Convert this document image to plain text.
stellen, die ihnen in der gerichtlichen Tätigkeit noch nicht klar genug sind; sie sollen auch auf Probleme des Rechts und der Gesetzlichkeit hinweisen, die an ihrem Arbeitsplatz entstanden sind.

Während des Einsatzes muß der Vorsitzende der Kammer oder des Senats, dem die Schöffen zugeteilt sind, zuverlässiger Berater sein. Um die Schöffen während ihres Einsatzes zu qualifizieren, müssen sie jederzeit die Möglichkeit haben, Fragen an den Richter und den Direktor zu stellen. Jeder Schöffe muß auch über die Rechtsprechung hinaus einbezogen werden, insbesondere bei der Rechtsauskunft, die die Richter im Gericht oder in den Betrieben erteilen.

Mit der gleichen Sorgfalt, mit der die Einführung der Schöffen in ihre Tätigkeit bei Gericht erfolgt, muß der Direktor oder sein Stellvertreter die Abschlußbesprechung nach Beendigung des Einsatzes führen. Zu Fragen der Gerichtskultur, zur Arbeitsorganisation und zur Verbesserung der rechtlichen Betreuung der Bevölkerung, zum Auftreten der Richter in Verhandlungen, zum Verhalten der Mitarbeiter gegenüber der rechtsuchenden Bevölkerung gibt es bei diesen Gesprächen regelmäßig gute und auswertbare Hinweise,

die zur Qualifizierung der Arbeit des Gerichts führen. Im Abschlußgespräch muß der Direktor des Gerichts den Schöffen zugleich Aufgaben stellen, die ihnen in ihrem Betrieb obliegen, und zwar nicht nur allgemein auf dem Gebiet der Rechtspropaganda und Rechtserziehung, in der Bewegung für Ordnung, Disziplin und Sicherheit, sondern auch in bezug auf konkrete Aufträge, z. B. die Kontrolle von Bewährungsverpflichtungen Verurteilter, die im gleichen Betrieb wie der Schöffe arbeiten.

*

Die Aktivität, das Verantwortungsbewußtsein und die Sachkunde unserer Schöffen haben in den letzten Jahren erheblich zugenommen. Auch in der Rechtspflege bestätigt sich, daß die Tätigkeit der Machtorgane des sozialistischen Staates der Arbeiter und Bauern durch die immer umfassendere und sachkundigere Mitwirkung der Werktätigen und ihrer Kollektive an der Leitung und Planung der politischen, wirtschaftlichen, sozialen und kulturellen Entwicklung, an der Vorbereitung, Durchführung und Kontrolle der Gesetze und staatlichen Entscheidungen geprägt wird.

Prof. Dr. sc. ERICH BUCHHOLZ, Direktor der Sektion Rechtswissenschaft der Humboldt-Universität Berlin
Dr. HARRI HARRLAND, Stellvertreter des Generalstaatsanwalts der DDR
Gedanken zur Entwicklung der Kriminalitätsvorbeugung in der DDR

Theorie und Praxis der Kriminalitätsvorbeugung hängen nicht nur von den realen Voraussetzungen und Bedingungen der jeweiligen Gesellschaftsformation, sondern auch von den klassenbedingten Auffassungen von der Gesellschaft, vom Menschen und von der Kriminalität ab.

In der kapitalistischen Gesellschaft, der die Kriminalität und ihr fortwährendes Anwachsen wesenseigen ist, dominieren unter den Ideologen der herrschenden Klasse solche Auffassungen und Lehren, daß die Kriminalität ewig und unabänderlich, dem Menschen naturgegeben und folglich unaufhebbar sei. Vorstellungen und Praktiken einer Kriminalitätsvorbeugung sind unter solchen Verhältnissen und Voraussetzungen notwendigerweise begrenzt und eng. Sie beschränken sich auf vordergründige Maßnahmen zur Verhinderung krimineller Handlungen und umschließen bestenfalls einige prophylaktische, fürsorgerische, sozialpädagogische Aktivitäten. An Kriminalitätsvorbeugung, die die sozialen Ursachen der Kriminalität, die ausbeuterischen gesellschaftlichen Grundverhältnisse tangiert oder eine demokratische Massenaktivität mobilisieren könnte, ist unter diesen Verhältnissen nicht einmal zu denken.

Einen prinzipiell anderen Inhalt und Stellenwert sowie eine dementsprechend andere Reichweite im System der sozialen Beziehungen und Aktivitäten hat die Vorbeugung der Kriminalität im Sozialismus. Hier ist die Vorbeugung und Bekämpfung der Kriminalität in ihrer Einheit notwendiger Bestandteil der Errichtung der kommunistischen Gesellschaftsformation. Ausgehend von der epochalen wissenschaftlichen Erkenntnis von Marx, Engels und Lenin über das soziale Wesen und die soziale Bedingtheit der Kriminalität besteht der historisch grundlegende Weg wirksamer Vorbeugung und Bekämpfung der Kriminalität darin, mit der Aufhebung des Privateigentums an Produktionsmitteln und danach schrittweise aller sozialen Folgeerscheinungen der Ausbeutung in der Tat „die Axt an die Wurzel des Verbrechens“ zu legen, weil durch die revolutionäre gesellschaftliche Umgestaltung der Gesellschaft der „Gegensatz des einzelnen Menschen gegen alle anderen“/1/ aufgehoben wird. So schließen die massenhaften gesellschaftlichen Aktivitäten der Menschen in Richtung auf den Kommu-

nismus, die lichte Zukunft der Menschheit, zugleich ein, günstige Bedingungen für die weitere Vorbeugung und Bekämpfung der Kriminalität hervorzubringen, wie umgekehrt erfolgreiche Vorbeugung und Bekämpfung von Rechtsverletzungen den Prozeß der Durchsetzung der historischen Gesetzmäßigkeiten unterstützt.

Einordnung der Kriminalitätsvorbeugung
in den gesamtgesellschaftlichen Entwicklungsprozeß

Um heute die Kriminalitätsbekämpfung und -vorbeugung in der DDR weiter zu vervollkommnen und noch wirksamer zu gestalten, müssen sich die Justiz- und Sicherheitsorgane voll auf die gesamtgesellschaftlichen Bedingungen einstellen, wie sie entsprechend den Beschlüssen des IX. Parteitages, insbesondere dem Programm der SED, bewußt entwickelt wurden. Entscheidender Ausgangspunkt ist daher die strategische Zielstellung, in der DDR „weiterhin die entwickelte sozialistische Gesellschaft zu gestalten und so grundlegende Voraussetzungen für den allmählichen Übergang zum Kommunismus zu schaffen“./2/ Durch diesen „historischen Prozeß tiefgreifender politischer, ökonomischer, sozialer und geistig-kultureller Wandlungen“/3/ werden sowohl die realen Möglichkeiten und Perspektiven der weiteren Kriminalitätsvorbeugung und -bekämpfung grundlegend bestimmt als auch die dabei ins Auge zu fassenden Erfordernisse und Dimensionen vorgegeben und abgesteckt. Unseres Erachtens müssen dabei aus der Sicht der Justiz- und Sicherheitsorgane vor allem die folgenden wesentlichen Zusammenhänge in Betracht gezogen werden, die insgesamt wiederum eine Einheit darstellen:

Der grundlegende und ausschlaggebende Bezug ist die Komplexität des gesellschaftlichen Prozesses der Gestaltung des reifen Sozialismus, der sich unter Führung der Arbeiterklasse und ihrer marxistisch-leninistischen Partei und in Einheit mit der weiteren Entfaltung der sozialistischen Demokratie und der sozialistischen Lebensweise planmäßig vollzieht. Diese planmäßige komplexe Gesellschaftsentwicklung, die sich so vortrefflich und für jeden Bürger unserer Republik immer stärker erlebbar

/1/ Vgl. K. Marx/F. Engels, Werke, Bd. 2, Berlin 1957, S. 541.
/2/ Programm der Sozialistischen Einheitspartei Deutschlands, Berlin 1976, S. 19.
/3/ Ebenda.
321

|---|

» Required work:
Write out every record shown above, word for word.

» Solution to the exercise:
Convert this document image to plain text.
stellen, die ihnen in der gerichtlichen Tätigkeit noch nicht klar genug sind; sie sollen auch auf Probleme des Rechts und der Gesetzlichkeit hinweisen, die an ihrem Arbeitsplatz entstanden sind.

Während des Einsatzes muß der Vorsitzende der Kammer oder des Senats, dem die Schöffen zugeteilt sind, zuverlässiger Berater sein. Um die Schöffen während ihres Einsatzes zu qualifizieren, müssen sie jederzeit die Möglichkeit haben, Fragen an den Richter und den Direktor zu stellen. Jeder Schöffe muß auch über die Rechtsprechung hinaus einbezogen werden, insbesondere bei der Rechtsauskunft, die die Richter im Gericht oder in den Betrieben erteilen.

Mit der gleichen Sorgfalt, mit der die Einführung der Schöffen in ihre Tätigkeit bei Gericht erfolgt, muß der Direktor oder sein Stellvertreter die Abschlußbesprechung nach Beendigung des Einsatzes führen. Zu Fragen der Gerichtskultur, zur Arbeitsorganisation und zur Verbesserung der rechtlichen Betreuung der Bevölkerung, zum Auftreten der Richter in Verhandlungen, zum Verhalten der Mitarbeiter gegenüber der rechtsuchenden Bevölkerung gibt es bei diesen Gesprächen regelmäßig gute und auswertbare Hinweise,

die zur Qualifizierung der Arbeit des Gerichts führen. Im Abschlußgespräch muß der Direktor des Gerichts den Schöffen zugleich Aufgaben stellen, die ihnen in ihrem Betrieb obliegen, und zwar nicht nur allgemein auf dem Gebiet der Rechtspropaganda und Rechtserziehung, in der Bewegung für Ordnung, Disziplin und Sicherheit, sondern auch in bezug auf konkrete Aufträge, z. B. die Kontrolle von Bewährungsverpflichtungen Verurteilter, die im gleichen Betrieb wie der Schöffe arbeiten.

*

Die Aktivität, das Verantwortungsbewußtsein und die Sachkunde unserer Schöffen haben in den letzten Jahren erheblich zugenommen. Auch in der Rechtspflege bestätigt sich, daß die Tätigkeit der Machtorgane des sozialistischen Staates der Arbeiter und Bauern durch die immer umfassendere und sachkundigere Mitwirkung der Werktätigen und ihrer Kollektive an der Leitung und Planung der politischen, wirtschaftlichen, sozialen und kulturellen Entwicklung, an der Vorbereitung, Durchführung und Kontrolle der Gesetze und staatlichen Entscheidungen geprägt wird.

Prof. Dr. sc. ERICH BUCHHOLZ, Direktor der Sektion Rechtswissenschaft der Humboldt-Universität Berlin
Dr. HARRI HARRLAND, Stellvertreter des Generalstaatsanwalts der DDR
Gedanken zur Entwicklung der Kriminalitätsvorbeugung in der DDR

Theorie und Praxis der Kriminalitätsvorbeugung hängen nicht nur von den realen Voraussetzungen und Bedingungen der jeweiligen Gesellschaftsformation, sondern auch von den klassenbedingten Auffassungen von der Gesellschaft, vom Menschen und von der Kriminalität ab.

In der kapitalistischen Gesellschaft, der die Kriminalität und ihr fortwährendes Anwachsen wesenseigen ist, dominieren unter den Ideologen der herrschenden Klasse solche Auffassungen und Lehren, daß die Kriminalität ewig und unabänderlich, dem Menschen naturgegeben und folglich unaufhebbar sei. Vorstellungen und Praktiken einer Kriminalitätsvorbeugung sind unter solchen Verhältnissen und Voraussetzungen notwendigerweise begrenzt und eng. Sie beschränken sich auf vordergründige Maßnahmen zur Verhinderung krimineller Handlungen und umschließen bestenfalls einige prophylaktische, fürsorgerische, sozialpädagogische Aktivitäten. An Kriminalitätsvorbeugung, die die sozialen Ursachen der Kriminalität, die ausbeuterischen gesellschaftlichen Grundverhältnisse tangiert oder eine demokratische Massenaktivität mobilisieren könnte, ist unter diesen Verhältnissen nicht einmal zu denken.

Einen prinzipiell anderen Inhalt und Stellenwert sowie eine dementsprechend andere Reichweite im System der sozialen Beziehungen und Aktivitäten hat die Vorbeugung der Kriminalität im Sozialismus. Hier ist die Vorbeugung und Bekämpfung der Kriminalität in ihrer Einheit notwendiger Bestandteil der Errichtung der kommunistischen Gesellschaftsformation. Ausgehend von der epochalen wissenschaftlichen Erkenntnis von Marx, Engels und Lenin über das soziale Wesen und die soziale Bedingtheit der Kriminalität besteht der historisch grundlegende Weg wirksamer Vorbeugung und Bekämpfung der Kriminalität darin, mit der Aufhebung des Privateigentums an Produktionsmitteln und danach schrittweise aller sozialen Folgeerscheinungen der Ausbeutung in der Tat „die Axt an die Wurzel des Verbrechens“ zu legen, weil durch die revolutionäre gesellschaftliche Umgestaltung der Gesellschaft der „Gegensatz des einzelnen Menschen gegen alle anderen“/1/ aufgehoben wird. So schließen die massenhaften gesellschaftlichen Aktivitäten der Menschen in Richtung auf den Kommu-

nismus, die lichte Zukunft der Menschheit, zugleich ein, günstige Bedingungen für die weitere Vorbeugung und Bekämpfung der Kriminalität hervorzubringen, wie umgekehrt erfolgreiche Vorbeugung und Bekämpfung von Rechtsverletzungen den Prozeß der Durchsetzung der historischen Gesetzmäßigkeiten unterstützt.

Einordnung der Kriminalitätsvorbeugung
in den gesamtgesellschaftlichen Entwicklungsprozeß

Um heute die Kriminalitätsbekämpfung und -vorbeugung in der DDR weiter zu vervollkommnen und noch wirksamer zu gestalten, müssen sich die Justiz- und Sicherheitsorgane voll auf die gesamtgesellschaftlichen Bedingungen einstellen, wie sie entsprechend den Beschlüssen des IX. Parteitages, insbesondere dem Programm der SED, bewußt entwickelt wurden. Entscheidender Ausgangspunkt ist daher die strategische Zielstellung, in der DDR „weiterhin die entwickelte sozialistische Gesellschaft zu gestalten und so grundlegende Voraussetzungen für den allmählichen Übergang zum Kommunismus zu schaffen“./2/ Durch diesen „historischen Prozeß tiefgreifender politischer, ökonomischer, sozialer und geistig-kultureller Wandlungen“/3/ werden sowohl die realen Möglichkeiten und Perspektiven der weiteren Kriminalitätsvorbeugung und -bekämpfung grundlegend bestimmt als auch die dabei ins Auge zu fassenden Erfordernisse und Dimensionen vorgegeben und abgesteckt. Unseres Erachtens müssen dabei aus der Sicht der Justiz- und Sicherheitsorgane vor allem die folgenden wesentlichen Zusammenhänge in Betracht gezogen werden, die insgesamt wiederum eine Einheit darstellen:

Der grundlegende und ausschlaggebende Bezug ist die Komplexität des gesellschaftlichen Prozesses der Gestaltung des reifen Sozialismus, der sich unter Führung der Arbeiterklasse und ihrer marxistisch-leninistischen Partei und in Einheit mit der weiteren Entfaltung der sozialistischen Demokratie und der sozialistischen Lebensweise planmäßig vollzieht. Diese planmäßige komplexe Gesellschaftsentwicklung, die sich so vortrefflich und für jeden Bürger unserer Republik immer stärker erlebbar

/1/ Vgl. K. Marx/F. Engels, Werke, Bd. 2, Berlin 1957, S. 541.
/2/ Programm der Sozialistischen Einheitspartei Deutschlands, Berlin 1976, S. 19.
/3/ Ebenda.
321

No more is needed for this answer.